> **Material**:
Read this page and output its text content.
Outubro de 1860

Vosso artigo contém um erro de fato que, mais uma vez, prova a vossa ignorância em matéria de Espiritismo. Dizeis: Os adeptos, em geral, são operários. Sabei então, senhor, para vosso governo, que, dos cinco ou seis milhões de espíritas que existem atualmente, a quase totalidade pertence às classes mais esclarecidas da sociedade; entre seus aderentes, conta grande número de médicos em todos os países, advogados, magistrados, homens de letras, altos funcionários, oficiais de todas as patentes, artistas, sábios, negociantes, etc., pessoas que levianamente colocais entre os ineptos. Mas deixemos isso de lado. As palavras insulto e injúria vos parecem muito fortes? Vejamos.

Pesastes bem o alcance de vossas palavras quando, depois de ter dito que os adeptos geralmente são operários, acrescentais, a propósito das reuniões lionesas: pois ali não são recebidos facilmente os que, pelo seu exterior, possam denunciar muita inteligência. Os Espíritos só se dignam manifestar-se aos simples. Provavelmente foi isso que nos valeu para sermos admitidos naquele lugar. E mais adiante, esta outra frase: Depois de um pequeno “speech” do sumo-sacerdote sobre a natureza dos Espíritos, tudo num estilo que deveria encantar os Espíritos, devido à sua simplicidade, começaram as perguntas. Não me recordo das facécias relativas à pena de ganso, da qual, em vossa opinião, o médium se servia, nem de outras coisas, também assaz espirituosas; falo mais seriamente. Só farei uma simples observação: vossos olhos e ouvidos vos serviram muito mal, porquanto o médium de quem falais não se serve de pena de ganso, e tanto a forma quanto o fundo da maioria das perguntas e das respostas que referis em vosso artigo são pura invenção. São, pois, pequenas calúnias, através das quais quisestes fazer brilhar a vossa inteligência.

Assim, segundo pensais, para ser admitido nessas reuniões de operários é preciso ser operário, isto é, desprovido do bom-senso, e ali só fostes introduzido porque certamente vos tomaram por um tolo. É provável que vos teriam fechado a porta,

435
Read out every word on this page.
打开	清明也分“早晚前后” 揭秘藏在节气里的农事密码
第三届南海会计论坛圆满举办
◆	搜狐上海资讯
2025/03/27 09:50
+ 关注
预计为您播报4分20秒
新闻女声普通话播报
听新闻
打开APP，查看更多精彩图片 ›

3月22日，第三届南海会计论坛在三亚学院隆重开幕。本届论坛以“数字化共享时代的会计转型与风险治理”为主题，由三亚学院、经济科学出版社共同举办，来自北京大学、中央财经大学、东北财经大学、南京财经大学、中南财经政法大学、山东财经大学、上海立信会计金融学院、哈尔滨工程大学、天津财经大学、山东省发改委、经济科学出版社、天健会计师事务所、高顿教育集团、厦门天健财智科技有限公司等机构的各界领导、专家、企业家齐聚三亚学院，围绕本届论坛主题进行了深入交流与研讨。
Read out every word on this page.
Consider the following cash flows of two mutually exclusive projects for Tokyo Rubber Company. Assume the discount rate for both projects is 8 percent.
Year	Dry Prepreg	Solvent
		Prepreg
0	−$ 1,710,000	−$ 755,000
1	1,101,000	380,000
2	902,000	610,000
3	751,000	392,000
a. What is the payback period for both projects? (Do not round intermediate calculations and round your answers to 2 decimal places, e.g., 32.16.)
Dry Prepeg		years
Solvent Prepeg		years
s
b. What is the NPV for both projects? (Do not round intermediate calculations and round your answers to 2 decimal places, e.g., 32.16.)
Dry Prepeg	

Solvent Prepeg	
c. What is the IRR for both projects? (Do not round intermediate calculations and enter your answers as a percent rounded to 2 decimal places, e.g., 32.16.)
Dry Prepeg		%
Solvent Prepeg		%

> **Task to carry out**: Scan the material line by line and report each one that contains "calculations".

> **Result below**:
a. What is the payback period for both projects? (Do not round intermediate calculations and round your answers to 2 decimal places, e.g., 32.16.)
b. What is the NPV for both projects? (Do not round intermediate calculations and round your answers to 2 decimal places, e.g., 32.16.)
c. What is the IRR for both projects? (Do not round intermediate calculations and enter your answers as a percent rounded to 2 decimal places, e.g., 32.16.)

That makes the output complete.